### EXERCISE AIM
Look for "span" in each line of the entries, and return the matching lines.
==========
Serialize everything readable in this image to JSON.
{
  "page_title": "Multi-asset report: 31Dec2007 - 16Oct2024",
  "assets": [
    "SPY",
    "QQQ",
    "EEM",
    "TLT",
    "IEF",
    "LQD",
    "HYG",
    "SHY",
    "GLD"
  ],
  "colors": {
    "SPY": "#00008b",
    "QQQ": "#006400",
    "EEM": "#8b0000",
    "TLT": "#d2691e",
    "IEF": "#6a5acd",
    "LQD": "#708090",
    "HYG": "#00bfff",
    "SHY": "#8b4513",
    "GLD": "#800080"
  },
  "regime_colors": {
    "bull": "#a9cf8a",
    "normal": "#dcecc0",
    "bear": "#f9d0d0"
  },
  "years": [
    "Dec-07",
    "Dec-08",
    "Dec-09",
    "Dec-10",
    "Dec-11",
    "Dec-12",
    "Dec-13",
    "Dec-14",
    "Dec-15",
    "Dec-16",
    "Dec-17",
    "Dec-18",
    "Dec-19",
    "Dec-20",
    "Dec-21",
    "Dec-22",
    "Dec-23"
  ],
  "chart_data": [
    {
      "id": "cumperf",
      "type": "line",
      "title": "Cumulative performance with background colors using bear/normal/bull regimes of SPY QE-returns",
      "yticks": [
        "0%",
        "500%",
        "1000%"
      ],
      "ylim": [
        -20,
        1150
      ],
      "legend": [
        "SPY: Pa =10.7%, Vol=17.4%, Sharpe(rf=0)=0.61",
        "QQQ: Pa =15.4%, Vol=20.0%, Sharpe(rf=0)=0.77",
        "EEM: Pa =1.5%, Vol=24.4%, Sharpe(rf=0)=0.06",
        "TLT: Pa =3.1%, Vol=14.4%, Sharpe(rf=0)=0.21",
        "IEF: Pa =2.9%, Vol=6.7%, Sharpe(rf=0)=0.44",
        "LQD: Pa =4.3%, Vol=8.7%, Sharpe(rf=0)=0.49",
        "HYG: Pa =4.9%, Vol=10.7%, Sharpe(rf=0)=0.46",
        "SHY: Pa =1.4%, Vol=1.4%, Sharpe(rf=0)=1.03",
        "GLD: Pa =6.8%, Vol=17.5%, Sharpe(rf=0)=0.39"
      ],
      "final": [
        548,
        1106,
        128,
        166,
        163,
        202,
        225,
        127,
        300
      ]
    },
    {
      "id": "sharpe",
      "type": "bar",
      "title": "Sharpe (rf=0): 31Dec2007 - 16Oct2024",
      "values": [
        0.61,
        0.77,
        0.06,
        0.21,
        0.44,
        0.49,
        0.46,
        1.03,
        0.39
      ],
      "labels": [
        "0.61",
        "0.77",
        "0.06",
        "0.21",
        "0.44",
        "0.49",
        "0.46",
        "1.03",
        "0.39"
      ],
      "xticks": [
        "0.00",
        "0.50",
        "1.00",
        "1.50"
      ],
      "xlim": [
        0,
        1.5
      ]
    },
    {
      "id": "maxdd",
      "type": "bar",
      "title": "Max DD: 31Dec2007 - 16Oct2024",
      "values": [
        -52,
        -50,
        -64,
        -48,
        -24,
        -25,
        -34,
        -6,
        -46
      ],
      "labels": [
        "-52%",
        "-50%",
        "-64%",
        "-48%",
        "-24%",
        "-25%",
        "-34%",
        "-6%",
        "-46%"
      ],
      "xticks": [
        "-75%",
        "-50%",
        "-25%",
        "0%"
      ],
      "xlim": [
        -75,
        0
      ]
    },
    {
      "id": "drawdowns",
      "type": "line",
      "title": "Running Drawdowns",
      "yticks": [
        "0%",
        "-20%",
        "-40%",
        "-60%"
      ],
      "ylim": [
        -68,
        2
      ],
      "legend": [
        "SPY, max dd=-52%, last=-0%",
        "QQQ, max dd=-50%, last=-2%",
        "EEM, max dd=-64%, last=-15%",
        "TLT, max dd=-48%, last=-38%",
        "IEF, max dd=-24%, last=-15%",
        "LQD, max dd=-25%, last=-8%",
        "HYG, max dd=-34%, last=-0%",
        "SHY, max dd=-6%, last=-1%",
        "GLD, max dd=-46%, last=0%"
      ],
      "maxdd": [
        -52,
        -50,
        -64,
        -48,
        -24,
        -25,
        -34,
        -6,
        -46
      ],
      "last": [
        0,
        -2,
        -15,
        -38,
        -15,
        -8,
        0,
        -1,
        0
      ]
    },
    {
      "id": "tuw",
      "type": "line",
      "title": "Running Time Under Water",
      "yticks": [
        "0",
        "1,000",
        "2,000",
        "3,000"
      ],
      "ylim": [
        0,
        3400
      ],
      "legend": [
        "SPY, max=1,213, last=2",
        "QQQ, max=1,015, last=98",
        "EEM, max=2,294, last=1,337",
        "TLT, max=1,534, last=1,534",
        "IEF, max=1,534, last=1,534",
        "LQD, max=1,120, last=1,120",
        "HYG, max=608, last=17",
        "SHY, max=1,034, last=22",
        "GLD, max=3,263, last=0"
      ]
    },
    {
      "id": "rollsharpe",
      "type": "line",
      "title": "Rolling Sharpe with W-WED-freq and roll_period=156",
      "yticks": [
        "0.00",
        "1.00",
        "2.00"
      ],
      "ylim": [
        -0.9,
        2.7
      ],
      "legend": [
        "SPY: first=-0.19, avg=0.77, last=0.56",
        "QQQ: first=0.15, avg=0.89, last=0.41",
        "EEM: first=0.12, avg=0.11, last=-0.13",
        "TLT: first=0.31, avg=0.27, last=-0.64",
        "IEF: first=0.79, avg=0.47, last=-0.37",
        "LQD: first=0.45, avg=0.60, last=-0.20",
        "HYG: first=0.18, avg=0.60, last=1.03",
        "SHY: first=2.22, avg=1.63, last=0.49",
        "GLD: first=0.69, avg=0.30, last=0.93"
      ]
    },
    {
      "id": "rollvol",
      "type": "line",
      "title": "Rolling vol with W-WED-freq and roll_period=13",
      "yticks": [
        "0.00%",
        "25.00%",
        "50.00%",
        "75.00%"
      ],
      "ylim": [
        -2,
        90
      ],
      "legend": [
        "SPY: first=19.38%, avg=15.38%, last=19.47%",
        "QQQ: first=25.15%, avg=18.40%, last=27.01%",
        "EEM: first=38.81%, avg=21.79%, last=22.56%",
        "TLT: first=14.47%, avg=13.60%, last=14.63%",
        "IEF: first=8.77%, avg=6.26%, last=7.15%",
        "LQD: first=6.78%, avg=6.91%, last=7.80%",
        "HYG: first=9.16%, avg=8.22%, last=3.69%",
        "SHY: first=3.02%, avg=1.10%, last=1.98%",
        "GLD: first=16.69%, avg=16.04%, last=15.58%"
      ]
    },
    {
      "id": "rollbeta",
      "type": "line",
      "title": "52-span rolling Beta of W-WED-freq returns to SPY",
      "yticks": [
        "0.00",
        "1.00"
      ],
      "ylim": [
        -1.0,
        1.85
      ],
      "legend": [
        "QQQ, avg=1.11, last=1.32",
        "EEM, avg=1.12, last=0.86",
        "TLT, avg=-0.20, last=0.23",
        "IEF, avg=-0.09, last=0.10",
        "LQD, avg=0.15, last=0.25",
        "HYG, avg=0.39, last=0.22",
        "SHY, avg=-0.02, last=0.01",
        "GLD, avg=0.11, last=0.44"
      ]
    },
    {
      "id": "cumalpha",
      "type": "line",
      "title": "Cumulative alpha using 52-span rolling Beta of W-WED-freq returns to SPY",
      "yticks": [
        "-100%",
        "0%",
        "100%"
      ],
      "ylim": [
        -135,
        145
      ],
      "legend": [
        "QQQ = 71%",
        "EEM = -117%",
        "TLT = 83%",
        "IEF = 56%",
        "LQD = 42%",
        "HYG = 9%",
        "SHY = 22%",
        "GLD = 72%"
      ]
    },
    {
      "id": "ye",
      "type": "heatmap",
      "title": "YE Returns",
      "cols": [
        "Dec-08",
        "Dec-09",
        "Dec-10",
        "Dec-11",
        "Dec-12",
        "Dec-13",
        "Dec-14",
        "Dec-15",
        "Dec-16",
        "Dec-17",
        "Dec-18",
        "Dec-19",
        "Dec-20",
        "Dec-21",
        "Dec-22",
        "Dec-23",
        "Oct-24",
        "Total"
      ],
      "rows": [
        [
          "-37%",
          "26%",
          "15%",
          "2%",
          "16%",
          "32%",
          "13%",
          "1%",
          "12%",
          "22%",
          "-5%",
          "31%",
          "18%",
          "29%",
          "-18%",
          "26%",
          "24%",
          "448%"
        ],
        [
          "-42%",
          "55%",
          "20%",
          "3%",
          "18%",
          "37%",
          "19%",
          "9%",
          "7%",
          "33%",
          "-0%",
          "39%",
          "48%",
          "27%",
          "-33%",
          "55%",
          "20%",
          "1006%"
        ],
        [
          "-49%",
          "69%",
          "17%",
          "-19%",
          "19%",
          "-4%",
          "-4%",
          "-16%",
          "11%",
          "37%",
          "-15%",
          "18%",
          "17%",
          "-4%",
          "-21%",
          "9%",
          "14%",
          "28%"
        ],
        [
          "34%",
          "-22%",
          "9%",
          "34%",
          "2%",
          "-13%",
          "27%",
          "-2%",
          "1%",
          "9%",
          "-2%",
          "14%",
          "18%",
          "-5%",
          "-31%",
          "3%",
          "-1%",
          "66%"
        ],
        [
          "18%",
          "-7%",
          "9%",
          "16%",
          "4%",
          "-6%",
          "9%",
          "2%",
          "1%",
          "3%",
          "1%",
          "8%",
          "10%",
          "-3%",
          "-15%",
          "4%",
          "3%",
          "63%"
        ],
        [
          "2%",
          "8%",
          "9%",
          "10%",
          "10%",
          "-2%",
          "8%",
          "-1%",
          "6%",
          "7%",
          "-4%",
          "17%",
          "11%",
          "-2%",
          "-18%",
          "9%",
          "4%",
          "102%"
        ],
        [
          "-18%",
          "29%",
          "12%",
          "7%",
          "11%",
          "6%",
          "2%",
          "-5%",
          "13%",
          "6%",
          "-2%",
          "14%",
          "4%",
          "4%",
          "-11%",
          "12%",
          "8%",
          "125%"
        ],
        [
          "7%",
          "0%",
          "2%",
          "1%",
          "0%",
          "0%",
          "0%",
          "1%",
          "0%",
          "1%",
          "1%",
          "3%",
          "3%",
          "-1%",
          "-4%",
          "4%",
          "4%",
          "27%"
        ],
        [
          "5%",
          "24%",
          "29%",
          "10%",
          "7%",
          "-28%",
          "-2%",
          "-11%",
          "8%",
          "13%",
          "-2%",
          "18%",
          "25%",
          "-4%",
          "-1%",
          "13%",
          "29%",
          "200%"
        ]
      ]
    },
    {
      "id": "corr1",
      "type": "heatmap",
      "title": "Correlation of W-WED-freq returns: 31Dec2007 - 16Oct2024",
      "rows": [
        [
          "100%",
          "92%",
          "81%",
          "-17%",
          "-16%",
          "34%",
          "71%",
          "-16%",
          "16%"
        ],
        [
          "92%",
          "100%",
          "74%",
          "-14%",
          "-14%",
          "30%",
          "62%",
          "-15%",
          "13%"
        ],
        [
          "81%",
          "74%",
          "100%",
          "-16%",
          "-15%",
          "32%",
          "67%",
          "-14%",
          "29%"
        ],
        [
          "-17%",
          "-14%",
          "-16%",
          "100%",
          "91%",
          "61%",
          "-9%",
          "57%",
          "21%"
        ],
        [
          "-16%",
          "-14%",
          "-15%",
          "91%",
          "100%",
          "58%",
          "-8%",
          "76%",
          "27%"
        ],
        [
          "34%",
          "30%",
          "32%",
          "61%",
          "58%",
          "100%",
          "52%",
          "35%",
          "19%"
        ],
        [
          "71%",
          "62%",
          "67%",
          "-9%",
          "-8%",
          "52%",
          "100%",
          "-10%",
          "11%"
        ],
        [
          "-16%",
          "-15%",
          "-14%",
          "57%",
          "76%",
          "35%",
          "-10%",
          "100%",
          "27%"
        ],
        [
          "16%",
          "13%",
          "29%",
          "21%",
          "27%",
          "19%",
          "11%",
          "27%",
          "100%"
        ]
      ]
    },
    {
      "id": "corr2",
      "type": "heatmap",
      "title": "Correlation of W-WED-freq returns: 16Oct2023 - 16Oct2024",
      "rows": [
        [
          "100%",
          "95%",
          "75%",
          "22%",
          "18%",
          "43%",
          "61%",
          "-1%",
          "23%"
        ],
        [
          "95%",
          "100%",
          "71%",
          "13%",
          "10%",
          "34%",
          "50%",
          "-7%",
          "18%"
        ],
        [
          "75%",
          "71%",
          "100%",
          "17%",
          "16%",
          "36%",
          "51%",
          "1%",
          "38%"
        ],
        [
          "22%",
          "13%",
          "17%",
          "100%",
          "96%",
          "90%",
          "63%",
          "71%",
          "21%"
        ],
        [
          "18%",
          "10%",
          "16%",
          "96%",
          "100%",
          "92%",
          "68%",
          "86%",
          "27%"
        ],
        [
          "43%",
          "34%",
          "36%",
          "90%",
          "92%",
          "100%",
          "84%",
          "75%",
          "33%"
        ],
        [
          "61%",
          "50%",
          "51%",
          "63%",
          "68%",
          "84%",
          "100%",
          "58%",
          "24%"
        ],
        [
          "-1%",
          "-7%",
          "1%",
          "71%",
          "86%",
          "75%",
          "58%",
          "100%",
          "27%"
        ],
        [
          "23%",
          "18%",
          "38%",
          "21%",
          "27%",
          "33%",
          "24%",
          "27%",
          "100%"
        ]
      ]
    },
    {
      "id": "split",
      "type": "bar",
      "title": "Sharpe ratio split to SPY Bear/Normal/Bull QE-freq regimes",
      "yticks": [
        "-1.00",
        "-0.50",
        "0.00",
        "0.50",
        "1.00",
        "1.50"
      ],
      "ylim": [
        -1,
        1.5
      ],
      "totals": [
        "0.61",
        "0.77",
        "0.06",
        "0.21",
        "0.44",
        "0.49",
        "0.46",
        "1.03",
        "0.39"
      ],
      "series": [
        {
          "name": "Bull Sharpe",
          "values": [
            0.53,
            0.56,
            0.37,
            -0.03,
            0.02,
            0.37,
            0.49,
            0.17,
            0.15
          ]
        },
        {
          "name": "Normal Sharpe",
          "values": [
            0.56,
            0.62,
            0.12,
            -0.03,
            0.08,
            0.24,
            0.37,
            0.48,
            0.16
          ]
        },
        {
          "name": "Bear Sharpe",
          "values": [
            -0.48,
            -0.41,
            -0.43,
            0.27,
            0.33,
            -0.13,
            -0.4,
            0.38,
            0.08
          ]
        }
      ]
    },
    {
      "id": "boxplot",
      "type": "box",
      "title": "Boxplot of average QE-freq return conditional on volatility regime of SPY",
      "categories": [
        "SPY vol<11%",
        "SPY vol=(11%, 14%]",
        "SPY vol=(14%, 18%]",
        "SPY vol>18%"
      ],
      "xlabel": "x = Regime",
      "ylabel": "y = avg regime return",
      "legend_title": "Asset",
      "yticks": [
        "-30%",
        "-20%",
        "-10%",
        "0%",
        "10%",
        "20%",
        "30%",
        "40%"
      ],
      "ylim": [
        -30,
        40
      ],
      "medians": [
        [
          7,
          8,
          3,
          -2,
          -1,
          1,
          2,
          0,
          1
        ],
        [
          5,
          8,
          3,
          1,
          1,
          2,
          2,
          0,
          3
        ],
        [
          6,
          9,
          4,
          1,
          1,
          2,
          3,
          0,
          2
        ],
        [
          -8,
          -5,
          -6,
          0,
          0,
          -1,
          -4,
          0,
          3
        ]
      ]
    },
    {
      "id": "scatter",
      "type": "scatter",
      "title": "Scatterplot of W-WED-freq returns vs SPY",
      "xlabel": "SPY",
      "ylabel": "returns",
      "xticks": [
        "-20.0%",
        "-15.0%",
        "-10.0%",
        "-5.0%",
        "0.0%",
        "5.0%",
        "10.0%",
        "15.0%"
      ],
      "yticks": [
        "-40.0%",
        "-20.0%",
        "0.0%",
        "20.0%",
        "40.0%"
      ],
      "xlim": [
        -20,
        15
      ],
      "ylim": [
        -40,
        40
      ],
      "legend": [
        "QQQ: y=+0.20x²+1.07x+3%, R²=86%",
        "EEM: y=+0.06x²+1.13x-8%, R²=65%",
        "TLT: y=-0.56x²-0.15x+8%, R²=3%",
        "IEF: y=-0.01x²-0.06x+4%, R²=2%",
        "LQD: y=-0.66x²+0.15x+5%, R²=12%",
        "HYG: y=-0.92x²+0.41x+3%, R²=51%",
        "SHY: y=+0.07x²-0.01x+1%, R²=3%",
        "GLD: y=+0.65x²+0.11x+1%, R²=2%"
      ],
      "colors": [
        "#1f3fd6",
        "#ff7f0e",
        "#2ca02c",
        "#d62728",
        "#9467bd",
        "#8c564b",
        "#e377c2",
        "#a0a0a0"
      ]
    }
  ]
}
==========
### FULL RESPONSE
      "title": "52-span rolling Beta of W-WED-freq returns to SPY",
      "title": "Cumulative alpha using 52-span rolling Beta of W-WED-freq returns to SPY",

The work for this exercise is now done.